Restoring American Finacial Stability Act of 2010

Floor Speech

By:
Date:
Location: Washington, DC

BREAK IN TRANSCRIPT

Mr. McCONNELL. Madam President, all across the country this week, Americans will honor the law enforcement officers who keep our towns and communities safe and pay solemn tribute to those who have lost their lives in the line of duty. National Police Week is a time to thank all those whose service preserves the rule of law, at great risk to themselves.

I wish to pay special tribute to one of those heroes today, Officer Bryan J. Durman. Officer Durman was a 27-year-old, decorated, Lexington, KY, police officer and a veteran of the U.S. Air Force. He was, tragically, the first Lexington police officer to die in the line of duty in over 20 years.

This past April 29, he was responding to a noise complaint when he was struck by a car and killed. He leaves behind his wife Brandy and their 4-year-old son Brayden.

• _Data shown_
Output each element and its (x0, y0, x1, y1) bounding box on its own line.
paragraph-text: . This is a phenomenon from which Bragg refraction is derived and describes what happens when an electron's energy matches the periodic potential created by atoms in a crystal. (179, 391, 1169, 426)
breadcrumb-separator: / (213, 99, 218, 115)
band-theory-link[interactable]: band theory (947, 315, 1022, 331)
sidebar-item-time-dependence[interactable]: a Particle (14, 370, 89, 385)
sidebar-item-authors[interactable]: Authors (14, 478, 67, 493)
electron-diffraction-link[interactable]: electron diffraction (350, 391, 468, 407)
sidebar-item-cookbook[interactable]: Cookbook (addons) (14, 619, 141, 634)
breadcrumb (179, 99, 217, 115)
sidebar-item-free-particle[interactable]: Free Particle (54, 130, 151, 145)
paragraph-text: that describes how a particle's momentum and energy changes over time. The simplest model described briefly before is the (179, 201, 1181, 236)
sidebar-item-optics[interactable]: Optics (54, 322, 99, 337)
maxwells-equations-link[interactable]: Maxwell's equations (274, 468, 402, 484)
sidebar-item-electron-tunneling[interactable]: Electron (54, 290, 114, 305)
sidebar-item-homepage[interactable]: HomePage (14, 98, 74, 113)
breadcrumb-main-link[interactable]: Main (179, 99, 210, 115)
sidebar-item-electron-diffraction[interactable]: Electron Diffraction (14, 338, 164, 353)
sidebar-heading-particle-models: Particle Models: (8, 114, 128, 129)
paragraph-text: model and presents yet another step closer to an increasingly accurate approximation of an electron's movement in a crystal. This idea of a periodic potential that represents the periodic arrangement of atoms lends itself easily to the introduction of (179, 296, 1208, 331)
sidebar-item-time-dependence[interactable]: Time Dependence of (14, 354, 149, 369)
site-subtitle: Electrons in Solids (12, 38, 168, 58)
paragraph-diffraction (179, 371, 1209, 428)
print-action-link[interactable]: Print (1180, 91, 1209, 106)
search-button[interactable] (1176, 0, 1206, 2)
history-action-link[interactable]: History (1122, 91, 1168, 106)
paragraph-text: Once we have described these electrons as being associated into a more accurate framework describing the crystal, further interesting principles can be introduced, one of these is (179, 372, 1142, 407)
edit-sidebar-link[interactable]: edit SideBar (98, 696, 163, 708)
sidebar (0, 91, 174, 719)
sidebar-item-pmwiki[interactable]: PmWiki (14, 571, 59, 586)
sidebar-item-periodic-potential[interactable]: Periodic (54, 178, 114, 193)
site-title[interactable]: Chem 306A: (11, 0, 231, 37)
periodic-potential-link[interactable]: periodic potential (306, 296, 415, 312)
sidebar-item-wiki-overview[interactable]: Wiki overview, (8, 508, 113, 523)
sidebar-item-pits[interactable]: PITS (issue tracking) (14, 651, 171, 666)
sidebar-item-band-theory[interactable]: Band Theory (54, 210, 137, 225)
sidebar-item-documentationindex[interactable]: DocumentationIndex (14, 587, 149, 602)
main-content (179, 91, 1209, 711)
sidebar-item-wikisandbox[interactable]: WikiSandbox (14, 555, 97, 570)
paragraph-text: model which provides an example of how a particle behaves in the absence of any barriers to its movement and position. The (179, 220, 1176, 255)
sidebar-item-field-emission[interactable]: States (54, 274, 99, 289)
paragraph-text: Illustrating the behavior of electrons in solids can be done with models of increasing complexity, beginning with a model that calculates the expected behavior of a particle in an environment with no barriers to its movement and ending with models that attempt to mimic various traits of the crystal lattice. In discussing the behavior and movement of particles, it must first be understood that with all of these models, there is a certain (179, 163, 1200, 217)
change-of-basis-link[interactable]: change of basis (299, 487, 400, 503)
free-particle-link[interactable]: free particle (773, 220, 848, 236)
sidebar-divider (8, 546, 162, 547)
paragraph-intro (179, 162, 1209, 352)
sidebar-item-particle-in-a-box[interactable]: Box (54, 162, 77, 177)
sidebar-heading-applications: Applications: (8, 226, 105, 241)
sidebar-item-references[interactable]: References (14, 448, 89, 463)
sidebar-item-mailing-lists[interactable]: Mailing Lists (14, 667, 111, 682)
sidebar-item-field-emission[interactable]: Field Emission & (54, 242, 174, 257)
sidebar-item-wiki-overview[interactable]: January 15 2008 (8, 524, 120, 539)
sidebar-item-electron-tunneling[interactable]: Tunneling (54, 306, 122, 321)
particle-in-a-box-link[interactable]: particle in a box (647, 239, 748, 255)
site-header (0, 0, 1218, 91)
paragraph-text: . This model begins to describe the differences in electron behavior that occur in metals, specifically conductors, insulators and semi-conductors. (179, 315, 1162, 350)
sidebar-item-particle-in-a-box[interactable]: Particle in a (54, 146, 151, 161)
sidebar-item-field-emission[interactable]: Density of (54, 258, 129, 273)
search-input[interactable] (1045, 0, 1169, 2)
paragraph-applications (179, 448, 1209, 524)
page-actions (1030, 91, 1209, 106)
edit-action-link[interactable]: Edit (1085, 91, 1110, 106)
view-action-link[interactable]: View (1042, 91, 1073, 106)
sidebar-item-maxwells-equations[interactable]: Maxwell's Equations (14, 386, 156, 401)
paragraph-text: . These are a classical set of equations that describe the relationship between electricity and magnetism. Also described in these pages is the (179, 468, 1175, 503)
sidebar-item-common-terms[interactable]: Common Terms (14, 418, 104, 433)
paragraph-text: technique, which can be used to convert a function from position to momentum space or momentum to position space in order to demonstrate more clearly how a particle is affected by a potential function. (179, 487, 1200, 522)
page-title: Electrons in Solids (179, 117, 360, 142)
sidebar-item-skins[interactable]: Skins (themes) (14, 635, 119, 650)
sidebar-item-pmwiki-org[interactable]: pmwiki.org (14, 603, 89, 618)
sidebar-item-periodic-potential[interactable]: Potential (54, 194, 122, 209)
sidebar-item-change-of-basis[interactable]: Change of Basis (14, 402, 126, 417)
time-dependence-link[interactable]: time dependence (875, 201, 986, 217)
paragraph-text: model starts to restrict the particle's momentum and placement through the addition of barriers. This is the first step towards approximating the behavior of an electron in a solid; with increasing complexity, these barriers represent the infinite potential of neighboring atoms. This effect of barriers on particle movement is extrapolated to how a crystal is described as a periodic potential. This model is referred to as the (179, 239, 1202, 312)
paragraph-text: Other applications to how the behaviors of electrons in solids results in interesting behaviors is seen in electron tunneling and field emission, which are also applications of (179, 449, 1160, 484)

• _Tasks to carry out_
1. In the floor speech, what was Officer Durman responding to when he was struck by a car?
2. Please continue the floor speech from the point where it stops.
The records come from a separate source and are unrelated to the floor speech.

• _Responses_
1. He was responding to a noise complaint.

2.
Bryan Durman went to Paul Laurence Dunbar High School in Lexington, where he was on the wrestling team. After graduation in 2001, he enlisted with the Air Force. He rose to the rank of staff sergeant and served in both Operation Enduring Freedom and Operation Iraqi Freedom. More important, it was while serving in the Air Force that Bryan met Brandy, his wife.

Bryan's mother, Margaret Durman, says that from the time her son was a small boy, she knew he would grow up to be a peacemaker. After leaving Air Force service in July 2007, Bryan returned to Lexington to keep the peace here at home and was accepted into the Lexington police academy.

In his 3 years of service with the Lexington metro police department, Bryan earned great respect from his colleagues and the community. ``The amount of support that we have received speaks volumes about the caliber of person Bryan was and his character,'' says his wife Brandy.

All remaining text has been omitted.